* _Directions for this task_: Output each entry verbatim and exclude every picture from it.

▬▬▬▬▬▬▬▬▬▬

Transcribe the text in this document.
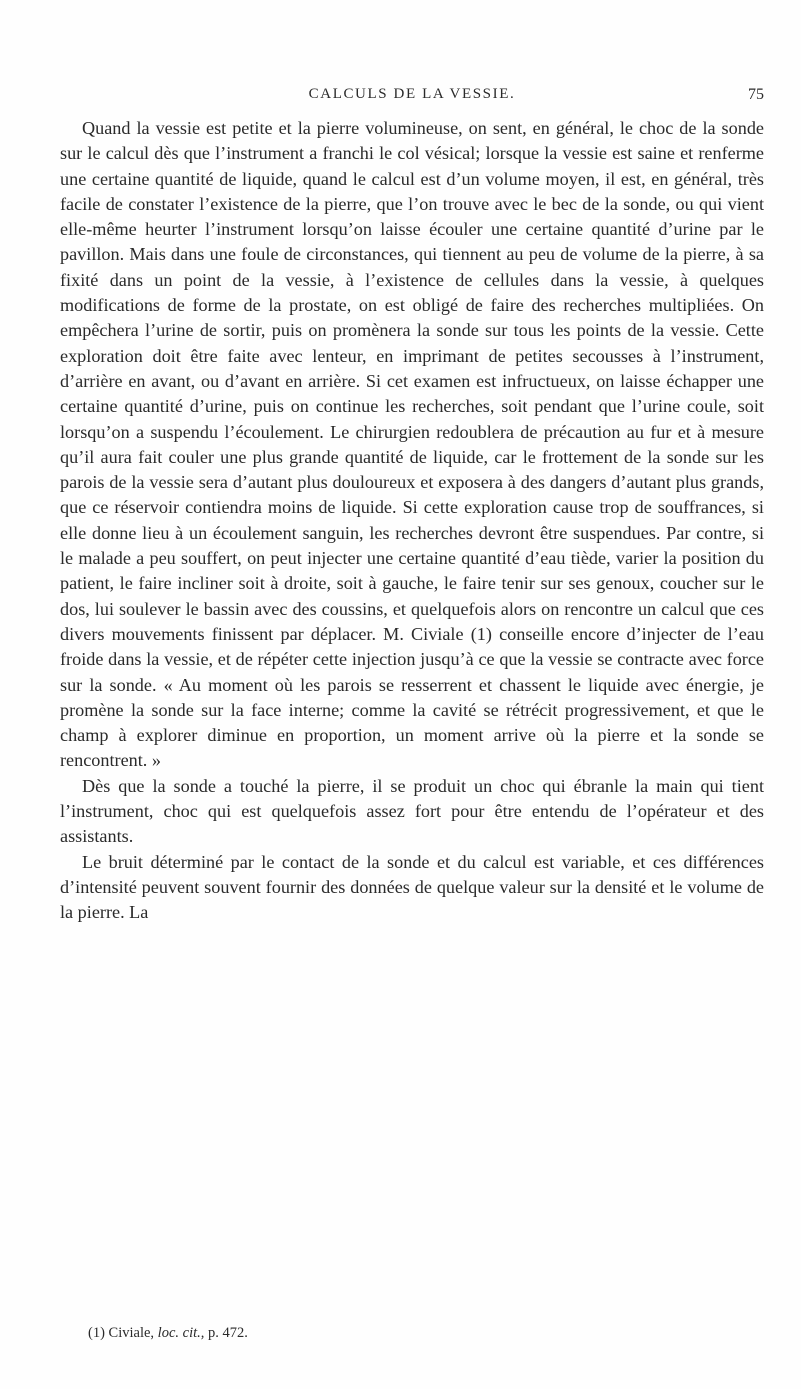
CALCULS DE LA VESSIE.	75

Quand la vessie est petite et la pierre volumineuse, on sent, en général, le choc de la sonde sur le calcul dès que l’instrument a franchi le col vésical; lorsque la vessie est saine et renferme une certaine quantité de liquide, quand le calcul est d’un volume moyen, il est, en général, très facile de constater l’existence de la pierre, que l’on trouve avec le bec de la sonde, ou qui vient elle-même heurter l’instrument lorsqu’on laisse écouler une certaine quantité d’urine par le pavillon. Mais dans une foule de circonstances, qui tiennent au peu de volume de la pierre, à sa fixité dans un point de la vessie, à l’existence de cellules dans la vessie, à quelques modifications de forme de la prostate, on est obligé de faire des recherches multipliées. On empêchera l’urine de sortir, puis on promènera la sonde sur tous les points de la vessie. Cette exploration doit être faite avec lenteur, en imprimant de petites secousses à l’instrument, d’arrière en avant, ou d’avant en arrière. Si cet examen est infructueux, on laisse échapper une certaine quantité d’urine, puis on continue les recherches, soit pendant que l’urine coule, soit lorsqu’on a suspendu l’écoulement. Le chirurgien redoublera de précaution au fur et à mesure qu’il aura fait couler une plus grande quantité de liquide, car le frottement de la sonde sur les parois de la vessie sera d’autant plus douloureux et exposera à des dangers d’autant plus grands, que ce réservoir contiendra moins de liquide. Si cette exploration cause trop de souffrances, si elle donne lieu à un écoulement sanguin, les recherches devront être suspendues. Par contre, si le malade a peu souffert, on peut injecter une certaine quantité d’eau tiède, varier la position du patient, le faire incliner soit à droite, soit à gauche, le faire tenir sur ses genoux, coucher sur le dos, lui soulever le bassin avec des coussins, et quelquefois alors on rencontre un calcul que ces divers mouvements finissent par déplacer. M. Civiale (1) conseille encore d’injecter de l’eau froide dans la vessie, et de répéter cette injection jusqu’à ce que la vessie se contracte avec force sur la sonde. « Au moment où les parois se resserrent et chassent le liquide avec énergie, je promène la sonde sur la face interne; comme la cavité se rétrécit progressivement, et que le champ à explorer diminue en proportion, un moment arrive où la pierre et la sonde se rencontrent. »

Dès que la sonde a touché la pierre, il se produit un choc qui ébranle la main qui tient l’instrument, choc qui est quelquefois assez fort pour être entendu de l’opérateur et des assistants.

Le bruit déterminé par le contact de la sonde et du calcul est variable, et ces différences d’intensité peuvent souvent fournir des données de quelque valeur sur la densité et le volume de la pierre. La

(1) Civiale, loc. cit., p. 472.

▬▬▬▬▬▬▬▬▬▬

* _Expected answer_:
Transcribe the text in this document.
CALCULS DE LA VESSIE.	75

Quand la vessie est petite et la pierre volumineuse, on sent, en général, le choc de la sonde sur le calcul dès que l’instrument a franchi le col vésical; lorsque la vessie est saine et renferme une certaine quantité de liquide, quand le calcul est d’un volume moyen, il est, en général, très facile de constater l’existence de la pierre, que l’on trouve avec le bec de la sonde, ou qui vient elle-même heurter l’instrument lorsqu’on laisse écouler une certaine quantité d’urine par le pavillon. Mais dans une foule de circonstances, qui tiennent au peu de volume de la pierre, à sa fixité dans un point de la vessie, à l’existence de cellules dans la vessie, à quelques modifications de forme de la prostate, on est obligé de faire des recherches multipliées. On empêchera l’urine de sortir, puis on promènera la sonde sur tous les points de la vessie. Cette exploration doit être faite avec lenteur, en imprimant de petites secousses à l’instrument, d’arrière en avant, ou d’avant en arrière. Si cet examen est infructueux, on laisse échapper une certaine quantité d’urine, puis on continue les recherches, soit pendant que l’urine coule, soit lorsqu’on a suspendu l’écoulement. Le chirurgien redoublera de précaution au fur et à mesure qu’il aura fait couler une plus grande quantité de liquide, car le frottement de la sonde sur les parois de la vessie sera d’autant plus douloureux et exposera à des dangers d’autant plus grands, que ce réservoir contiendra moins de liquide. Si cette exploration cause trop de souffrances, si elle donne lieu à un écoulement sanguin, les recherches devront être suspendues. Par contre, si le malade a peu souffert, on peut injecter une certaine quantité d’eau tiède, varier la position du patient, le faire incliner soit à droite, soit à gauche, le faire tenir sur ses genoux, coucher sur le dos, lui soulever le bassin avec des coussins, et quelquefois alors on rencontre un calcul que ces divers mouvements finissent par déplacer. M. Civiale (1) conseille encore d’injecter de l’eau froide dans la vessie, et de répéter cette injection jusqu’à ce que la vessie se contracte avec force sur la sonde. « Au moment où les parois se resserrent et chassent le liquide avec énergie, je promène la sonde sur la face interne; comme la cavité se rétrécit progressivement, et que le champ à explorer diminue en proportion, un moment arrive où la pierre et la sonde se rencontrent. »

Dès que la sonde a touché la pierre, il se produit un choc qui ébranle la main qui tient l’instrument, choc qui est quelquefois assez fort pour être entendu de l’opérateur et des assistants.

Le bruit déterminé par le contact de la sonde et du calcul est variable, et ces différences d’intensité peuvent souvent fournir des données de quelque valeur sur la densité et le volume de la pierre. La

(1) Civiale, loc. cit., p. 472.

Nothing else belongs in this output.